◆ Written task ◆
Copy every line of the records below without changing anything.

--- begin Data excerpts ---

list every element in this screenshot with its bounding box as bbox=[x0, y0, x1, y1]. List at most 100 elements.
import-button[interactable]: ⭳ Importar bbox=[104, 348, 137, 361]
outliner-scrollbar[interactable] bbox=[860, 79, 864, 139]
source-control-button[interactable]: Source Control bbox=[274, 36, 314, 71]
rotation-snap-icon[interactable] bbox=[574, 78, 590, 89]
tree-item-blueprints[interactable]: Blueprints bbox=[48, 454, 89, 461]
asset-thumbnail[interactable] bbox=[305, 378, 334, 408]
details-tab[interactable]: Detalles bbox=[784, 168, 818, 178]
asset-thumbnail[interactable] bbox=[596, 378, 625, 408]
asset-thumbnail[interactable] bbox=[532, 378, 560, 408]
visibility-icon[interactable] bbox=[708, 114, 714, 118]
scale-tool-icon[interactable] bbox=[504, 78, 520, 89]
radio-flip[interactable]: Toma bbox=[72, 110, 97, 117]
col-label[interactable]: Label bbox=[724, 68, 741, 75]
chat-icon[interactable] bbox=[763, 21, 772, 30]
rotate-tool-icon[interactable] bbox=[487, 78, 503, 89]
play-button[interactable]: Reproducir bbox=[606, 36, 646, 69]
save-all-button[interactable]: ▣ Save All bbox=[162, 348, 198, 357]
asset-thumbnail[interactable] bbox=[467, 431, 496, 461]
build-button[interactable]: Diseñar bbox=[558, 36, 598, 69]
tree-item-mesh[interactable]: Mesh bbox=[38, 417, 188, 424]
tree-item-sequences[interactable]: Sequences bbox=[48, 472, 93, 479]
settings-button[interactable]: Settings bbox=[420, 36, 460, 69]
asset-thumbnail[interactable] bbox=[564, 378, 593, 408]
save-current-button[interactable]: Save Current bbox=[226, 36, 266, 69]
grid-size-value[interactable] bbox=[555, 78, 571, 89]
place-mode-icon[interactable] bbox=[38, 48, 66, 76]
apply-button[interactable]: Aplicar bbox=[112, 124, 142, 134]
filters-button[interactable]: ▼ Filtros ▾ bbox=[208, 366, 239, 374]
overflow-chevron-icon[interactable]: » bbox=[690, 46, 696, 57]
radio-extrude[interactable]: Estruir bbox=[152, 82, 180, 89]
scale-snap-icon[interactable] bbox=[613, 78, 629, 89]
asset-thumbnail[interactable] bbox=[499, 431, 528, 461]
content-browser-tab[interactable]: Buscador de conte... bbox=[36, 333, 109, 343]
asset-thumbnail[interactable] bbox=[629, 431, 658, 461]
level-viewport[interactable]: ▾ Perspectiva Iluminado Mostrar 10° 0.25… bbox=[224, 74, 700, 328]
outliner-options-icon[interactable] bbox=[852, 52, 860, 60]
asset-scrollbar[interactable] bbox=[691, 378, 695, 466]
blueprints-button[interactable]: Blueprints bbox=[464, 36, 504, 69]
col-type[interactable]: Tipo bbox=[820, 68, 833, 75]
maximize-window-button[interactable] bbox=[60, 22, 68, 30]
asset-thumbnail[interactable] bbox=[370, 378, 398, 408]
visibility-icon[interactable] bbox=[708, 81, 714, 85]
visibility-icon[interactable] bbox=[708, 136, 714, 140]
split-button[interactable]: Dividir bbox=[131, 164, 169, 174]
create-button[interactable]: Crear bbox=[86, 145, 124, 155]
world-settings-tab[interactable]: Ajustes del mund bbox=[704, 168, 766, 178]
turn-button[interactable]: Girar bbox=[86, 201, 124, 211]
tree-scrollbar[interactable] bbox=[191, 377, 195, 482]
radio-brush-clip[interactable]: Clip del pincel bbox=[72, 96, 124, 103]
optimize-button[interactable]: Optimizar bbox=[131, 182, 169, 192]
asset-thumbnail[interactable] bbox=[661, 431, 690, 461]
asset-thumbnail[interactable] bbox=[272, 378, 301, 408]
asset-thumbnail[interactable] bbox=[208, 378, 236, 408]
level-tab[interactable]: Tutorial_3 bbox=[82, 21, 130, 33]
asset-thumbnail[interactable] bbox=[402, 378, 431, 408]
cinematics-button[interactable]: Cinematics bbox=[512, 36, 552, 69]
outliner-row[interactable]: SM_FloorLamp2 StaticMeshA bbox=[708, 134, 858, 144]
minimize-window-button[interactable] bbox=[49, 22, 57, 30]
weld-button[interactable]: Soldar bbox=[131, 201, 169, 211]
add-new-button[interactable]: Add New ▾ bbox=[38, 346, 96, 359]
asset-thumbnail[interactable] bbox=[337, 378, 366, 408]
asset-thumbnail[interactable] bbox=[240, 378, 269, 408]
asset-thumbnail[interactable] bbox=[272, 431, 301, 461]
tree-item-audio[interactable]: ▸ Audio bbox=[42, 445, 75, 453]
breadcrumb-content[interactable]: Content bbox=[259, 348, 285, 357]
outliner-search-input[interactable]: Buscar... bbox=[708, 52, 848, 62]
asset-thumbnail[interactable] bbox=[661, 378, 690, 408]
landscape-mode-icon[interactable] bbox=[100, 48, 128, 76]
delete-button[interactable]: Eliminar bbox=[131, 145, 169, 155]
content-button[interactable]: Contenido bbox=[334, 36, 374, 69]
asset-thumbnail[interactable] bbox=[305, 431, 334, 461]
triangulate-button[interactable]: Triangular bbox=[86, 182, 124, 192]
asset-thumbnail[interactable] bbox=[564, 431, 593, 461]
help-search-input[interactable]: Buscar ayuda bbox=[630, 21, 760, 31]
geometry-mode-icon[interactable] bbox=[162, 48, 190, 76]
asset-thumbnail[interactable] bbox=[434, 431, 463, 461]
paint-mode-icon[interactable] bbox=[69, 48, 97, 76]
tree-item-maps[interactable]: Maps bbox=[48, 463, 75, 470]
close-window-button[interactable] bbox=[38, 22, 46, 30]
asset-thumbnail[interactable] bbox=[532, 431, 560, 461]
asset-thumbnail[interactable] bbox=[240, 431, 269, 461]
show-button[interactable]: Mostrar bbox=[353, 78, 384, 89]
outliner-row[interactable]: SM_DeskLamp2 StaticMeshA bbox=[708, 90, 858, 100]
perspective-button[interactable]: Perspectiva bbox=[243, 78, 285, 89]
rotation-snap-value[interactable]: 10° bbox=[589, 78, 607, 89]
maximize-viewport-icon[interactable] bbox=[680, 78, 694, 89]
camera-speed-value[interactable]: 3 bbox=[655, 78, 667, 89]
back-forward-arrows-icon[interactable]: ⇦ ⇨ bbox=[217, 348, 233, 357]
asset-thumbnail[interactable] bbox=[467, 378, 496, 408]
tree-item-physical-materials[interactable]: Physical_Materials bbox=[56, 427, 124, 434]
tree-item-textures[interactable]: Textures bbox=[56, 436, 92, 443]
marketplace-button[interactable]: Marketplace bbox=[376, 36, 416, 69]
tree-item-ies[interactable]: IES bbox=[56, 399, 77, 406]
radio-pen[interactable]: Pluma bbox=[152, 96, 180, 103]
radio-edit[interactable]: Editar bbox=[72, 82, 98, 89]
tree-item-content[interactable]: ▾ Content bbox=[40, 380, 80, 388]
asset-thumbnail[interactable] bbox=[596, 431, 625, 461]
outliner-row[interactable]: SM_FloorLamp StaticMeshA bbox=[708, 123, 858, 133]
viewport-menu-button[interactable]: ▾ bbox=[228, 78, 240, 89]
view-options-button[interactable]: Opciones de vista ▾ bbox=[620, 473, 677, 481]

--- end Data excerpts ---

◆ Expected answer ◆
list every element in this screenshot with its bounding box as bbox=[x0, y0, x1, y1]. List at most 100 elements.
import-button[interactable]: ⭳ Importar bbox=[104, 348, 137, 361]
outliner-scrollbar[interactable] bbox=[860, 79, 864, 139]
source-control-button[interactable]: Source Control bbox=[274, 36, 314, 71]
rotation-snap-icon[interactable] bbox=[574, 78, 590, 89]
tree-item-blueprints[interactable]: Blueprints bbox=[48, 454, 89, 461]
asset-thumbnail[interactable] bbox=[305, 378, 334, 408]
details-tab[interactable]: Detalles bbox=[784, 168, 818, 178]
asset-thumbnail[interactable] bbox=[596, 378, 625, 408]
asset-thumbnail[interactable] bbox=[532, 378, 560, 408]
visibility-icon[interactable] bbox=[708, 114, 714, 118]
scale-tool-icon[interactable] bbox=[504, 78, 520, 89]
radio-flip[interactable]: Toma bbox=[72, 110, 97, 117]
col-label[interactable]: Label bbox=[724, 68, 741, 75]
chat-icon[interactable] bbox=[763, 21, 772, 30]
rotate-tool-icon[interactable] bbox=[487, 78, 503, 89]
play-button[interactable]: Reproducir bbox=[606, 36, 646, 69]
save-all-button[interactable]: ▣ Save All bbox=[162, 348, 198, 357]
asset-thumbnail[interactable] bbox=[467, 431, 496, 461]
build-button[interactable]: Diseñar bbox=[558, 36, 598, 69]
tree-item-mesh[interactable]: Mesh bbox=[38, 417, 188, 424]
tree-item-sequences[interactable]: Sequences bbox=[48, 472, 93, 479]
settings-button[interactable]: Settings bbox=[420, 36, 460, 69]
asset-thumbnail[interactable] bbox=[564, 378, 593, 408]
save-current-button[interactable]: Save Current bbox=[226, 36, 266, 69]
grid-size-value[interactable] bbox=[555, 78, 571, 89]
place-mode-icon[interactable] bbox=[38, 48, 66, 76]
apply-button[interactable]: Aplicar bbox=[112, 124, 142, 134]
filters-button[interactable]: ▼ Filtros ▾ bbox=[208, 366, 239, 374]
overflow-chevron-icon[interactable]: » bbox=[690, 46, 696, 57]
radio-extrude[interactable]: Estruir bbox=[152, 82, 180, 89]
scale-snap-icon[interactable] bbox=[613, 78, 629, 89]
asset-thumbnail[interactable] bbox=[499, 431, 528, 461]
content-browser-tab[interactable]: Buscador de conte... bbox=[36, 333, 109, 343]
asset-thumbnail[interactable] bbox=[629, 431, 658, 461]
level-viewport[interactable]: ▾ Perspectiva Iluminado Mostrar 10° 0.25… bbox=[224, 74, 700, 328]
outliner-options-icon[interactable] bbox=[852, 52, 860, 60]
asset-scrollbar[interactable] bbox=[691, 378, 695, 466]
blueprints-button[interactable]: Blueprints bbox=[464, 36, 504, 69]
col-type[interactable]: Tipo bbox=[820, 68, 833, 75]
maximize-window-button[interactable] bbox=[60, 22, 68, 30]
asset-thumbnail[interactable] bbox=[370, 378, 398, 408]
visibility-icon[interactable] bbox=[708, 81, 714, 85]
visibility-icon[interactable] bbox=[708, 136, 714, 140]
split-button[interactable]: Dividir bbox=[131, 164, 169, 174]
create-button[interactable]: Crear bbox=[86, 145, 124, 155]
world-settings-tab[interactable]: Ajustes del mund bbox=[704, 168, 766, 178]
turn-button[interactable]: Girar bbox=[86, 201, 124, 211]
tree-scrollbar[interactable] bbox=[191, 377, 195, 482]
radio-brush-clip[interactable]: Clip del pincel bbox=[72, 96, 124, 103]
optimize-button[interactable]: Optimizar bbox=[131, 182, 169, 192]
asset-thumbnail[interactable] bbox=[661, 431, 690, 461]
asset-thumbnail[interactable] bbox=[272, 378, 301, 408]
asset-thumbnail[interactable] bbox=[208, 378, 236, 408]
level-tab[interactable]: Tutorial_3 bbox=[82, 21, 130, 33]
asset-thumbnail[interactable] bbox=[402, 378, 431, 408]
cinematics-button[interactable]: Cinematics bbox=[512, 36, 552, 69]
outliner-row[interactable]: SM_FloorLamp2 StaticMeshA bbox=[708, 134, 858, 144]
minimize-window-button[interactable] bbox=[49, 22, 57, 30]
weld-button[interactable]: Soldar bbox=[131, 201, 169, 211]
add-new-button[interactable]: Add New ▾ bbox=[38, 346, 96, 359]
asset-thumbnail[interactable] bbox=[337, 378, 366, 408]
asset-thumbnail[interactable] bbox=[240, 378, 269, 408]
asset-thumbnail[interactable] bbox=[272, 431, 301, 461]
tree-item-audio[interactable]: ▸ Audio bbox=[42, 445, 75, 453]
breadcrumb-content[interactable]: Content bbox=[259, 348, 285, 357]
outliner-search-input[interactable]: Buscar... bbox=[708, 52, 848, 62]
asset-thumbnail[interactable] bbox=[661, 378, 690, 408]
landscape-mode-icon[interactable] bbox=[100, 48, 128, 76]
delete-button[interactable]: Eliminar bbox=[131, 145, 169, 155]
content-button[interactable]: Contenido bbox=[334, 36, 374, 69]
asset-thumbnail[interactable] bbox=[305, 431, 334, 461]
triangulate-button[interactable]: Triangular bbox=[86, 182, 124, 192]
asset-thumbnail[interactable] bbox=[564, 431, 593, 461]
help-search-input[interactable]: Buscar ayuda bbox=[630, 21, 760, 31]
geometry-mode-icon[interactable] bbox=[162, 48, 190, 76]
asset-thumbnail[interactable] bbox=[434, 431, 463, 461]
paint-mode-icon[interactable] bbox=[69, 48, 97, 76]
tree-item-maps[interactable]: Maps bbox=[48, 463, 75, 470]
close-window-button[interactable] bbox=[38, 22, 46, 30]
asset-thumbnail[interactable] bbox=[532, 431, 560, 461]
asset-thumbnail[interactable] bbox=[240, 431, 269, 461]
show-button[interactable]: Mostrar bbox=[353, 78, 384, 89]
outliner-row[interactable]: SM_DeskLamp2 StaticMeshA bbox=[708, 90, 858, 100]
perspective-button[interactable]: Perspectiva bbox=[243, 78, 285, 89]
rotation-snap-value[interactable]: 10° bbox=[589, 78, 607, 89]
maximize-viewport-icon[interactable] bbox=[680, 78, 694, 89]
camera-speed-value[interactable]: 3 bbox=[655, 78, 667, 89]
back-forward-arrows-icon[interactable]: ⇦ ⇨ bbox=[217, 348, 233, 357]
asset-thumbnail[interactable] bbox=[467, 378, 496, 408]
tree-item-physical-materials[interactable]: Physical_Materials bbox=[56, 427, 124, 434]
tree-item-textures[interactable]: Textures bbox=[56, 436, 92, 443]
marketplace-button[interactable]: Marketplace bbox=[376, 36, 416, 69]
tree-item-ies[interactable]: IES bbox=[56, 399, 77, 406]
radio-pen[interactable]: Pluma bbox=[152, 96, 180, 103]
radio-edit[interactable]: Editar bbox=[72, 82, 98, 89]
tree-item-content[interactable]: ▾ Content bbox=[40, 380, 80, 388]
asset-thumbnail[interactable] bbox=[596, 431, 625, 461]
outliner-row[interactable]: SM_FloorLamp StaticMeshA bbox=[708, 123, 858, 133]
viewport-menu-button[interactable]: ▾ bbox=[228, 78, 240, 89]
view-options-button[interactable]: Opciones de vista ▾ bbox=[620, 473, 677, 481]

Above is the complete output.